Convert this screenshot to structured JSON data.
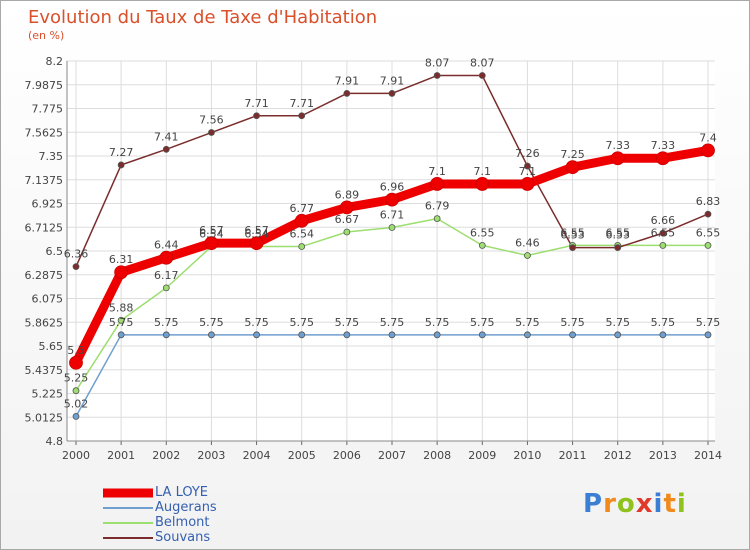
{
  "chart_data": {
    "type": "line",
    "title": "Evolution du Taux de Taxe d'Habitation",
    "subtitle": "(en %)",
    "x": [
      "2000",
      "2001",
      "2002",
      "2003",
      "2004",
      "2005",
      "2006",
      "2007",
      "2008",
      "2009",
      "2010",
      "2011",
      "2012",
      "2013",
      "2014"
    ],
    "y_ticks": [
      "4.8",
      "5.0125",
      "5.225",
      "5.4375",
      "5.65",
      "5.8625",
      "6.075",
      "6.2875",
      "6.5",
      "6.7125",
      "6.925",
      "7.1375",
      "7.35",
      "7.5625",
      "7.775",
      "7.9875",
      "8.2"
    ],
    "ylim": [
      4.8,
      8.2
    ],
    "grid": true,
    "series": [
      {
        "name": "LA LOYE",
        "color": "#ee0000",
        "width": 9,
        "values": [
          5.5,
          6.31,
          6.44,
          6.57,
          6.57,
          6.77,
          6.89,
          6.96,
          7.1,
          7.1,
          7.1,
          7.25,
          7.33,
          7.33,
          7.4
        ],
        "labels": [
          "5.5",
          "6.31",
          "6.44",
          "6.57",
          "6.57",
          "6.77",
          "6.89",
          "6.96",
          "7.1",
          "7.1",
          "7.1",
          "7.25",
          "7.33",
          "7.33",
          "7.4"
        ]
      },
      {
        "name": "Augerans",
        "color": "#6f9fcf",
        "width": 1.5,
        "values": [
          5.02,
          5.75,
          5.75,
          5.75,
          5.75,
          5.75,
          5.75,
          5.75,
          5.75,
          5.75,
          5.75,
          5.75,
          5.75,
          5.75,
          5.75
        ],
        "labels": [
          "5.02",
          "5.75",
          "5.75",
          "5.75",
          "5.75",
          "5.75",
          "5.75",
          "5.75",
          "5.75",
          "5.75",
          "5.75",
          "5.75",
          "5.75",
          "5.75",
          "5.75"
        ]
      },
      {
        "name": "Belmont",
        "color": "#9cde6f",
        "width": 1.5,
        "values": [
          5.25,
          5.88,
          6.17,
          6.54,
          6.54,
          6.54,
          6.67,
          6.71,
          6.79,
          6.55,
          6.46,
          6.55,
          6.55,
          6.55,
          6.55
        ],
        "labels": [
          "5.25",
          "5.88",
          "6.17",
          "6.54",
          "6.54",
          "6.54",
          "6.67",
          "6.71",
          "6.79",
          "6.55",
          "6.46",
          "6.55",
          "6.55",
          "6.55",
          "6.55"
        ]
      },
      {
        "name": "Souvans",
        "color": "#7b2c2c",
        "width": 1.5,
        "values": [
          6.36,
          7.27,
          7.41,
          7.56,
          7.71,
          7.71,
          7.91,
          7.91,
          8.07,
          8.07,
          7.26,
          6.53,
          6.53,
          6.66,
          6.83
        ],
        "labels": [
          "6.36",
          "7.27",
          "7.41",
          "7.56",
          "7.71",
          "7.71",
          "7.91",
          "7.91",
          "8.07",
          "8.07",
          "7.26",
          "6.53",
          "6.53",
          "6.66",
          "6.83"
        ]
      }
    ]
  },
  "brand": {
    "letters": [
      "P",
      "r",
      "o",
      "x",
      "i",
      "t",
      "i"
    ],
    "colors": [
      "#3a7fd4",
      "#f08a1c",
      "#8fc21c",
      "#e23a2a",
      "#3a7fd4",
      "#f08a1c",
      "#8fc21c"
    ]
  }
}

* * *

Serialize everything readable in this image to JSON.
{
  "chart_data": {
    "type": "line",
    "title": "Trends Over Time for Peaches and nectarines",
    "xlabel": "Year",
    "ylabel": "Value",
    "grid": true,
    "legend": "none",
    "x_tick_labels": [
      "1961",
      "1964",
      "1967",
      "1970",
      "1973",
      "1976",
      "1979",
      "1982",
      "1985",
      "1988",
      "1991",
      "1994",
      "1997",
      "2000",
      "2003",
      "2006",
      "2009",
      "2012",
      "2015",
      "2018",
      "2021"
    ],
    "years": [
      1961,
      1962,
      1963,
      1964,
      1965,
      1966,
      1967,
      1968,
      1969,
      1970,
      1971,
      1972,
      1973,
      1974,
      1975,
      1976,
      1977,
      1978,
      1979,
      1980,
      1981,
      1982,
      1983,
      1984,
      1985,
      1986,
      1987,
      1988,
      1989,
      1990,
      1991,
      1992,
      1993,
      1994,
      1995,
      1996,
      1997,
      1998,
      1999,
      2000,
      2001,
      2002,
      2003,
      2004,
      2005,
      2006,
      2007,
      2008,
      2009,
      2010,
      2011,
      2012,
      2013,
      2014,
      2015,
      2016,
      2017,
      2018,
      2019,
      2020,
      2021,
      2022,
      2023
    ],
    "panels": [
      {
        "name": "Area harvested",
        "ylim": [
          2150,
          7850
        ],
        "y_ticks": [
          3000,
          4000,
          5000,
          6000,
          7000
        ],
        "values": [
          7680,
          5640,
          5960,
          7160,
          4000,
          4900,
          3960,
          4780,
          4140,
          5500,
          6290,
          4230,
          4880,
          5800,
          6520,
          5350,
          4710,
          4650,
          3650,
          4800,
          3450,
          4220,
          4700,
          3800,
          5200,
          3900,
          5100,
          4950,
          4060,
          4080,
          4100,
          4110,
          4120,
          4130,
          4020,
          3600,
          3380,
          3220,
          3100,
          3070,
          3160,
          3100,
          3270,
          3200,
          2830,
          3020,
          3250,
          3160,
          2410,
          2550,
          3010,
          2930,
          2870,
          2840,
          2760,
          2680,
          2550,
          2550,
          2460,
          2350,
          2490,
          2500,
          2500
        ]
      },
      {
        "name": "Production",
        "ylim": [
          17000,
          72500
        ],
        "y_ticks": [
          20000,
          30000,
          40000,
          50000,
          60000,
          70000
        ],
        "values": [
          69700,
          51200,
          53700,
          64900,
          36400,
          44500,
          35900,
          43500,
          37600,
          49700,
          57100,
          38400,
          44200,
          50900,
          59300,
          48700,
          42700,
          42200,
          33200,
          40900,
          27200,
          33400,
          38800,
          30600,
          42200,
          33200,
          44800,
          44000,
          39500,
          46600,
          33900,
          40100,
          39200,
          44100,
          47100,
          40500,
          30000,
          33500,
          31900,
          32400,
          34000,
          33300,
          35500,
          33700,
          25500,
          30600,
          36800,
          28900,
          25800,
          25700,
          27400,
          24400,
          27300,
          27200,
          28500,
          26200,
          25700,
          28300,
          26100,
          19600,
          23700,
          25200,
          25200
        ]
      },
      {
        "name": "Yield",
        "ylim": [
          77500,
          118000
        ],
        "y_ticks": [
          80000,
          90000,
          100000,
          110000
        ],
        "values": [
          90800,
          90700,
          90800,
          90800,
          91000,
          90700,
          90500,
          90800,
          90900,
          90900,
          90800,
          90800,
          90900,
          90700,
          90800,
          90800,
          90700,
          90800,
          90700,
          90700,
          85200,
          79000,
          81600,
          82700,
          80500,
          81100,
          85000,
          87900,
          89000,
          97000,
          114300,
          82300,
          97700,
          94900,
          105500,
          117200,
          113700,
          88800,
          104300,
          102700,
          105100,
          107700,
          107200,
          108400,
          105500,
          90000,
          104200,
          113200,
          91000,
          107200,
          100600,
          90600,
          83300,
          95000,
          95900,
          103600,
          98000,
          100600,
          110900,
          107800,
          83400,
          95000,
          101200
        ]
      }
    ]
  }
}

**TASK STATEMENT**
Copy each line from the data above that includes "name".

**OUTPUT OF THE EXERCISE**
        "name": "LA LOYE",
        "name": "Augerans",
        "name": "Belmont",
        "name": "Souvans",
        "name": "Area harvested",
        "name": "Production",
        "name": "Yield",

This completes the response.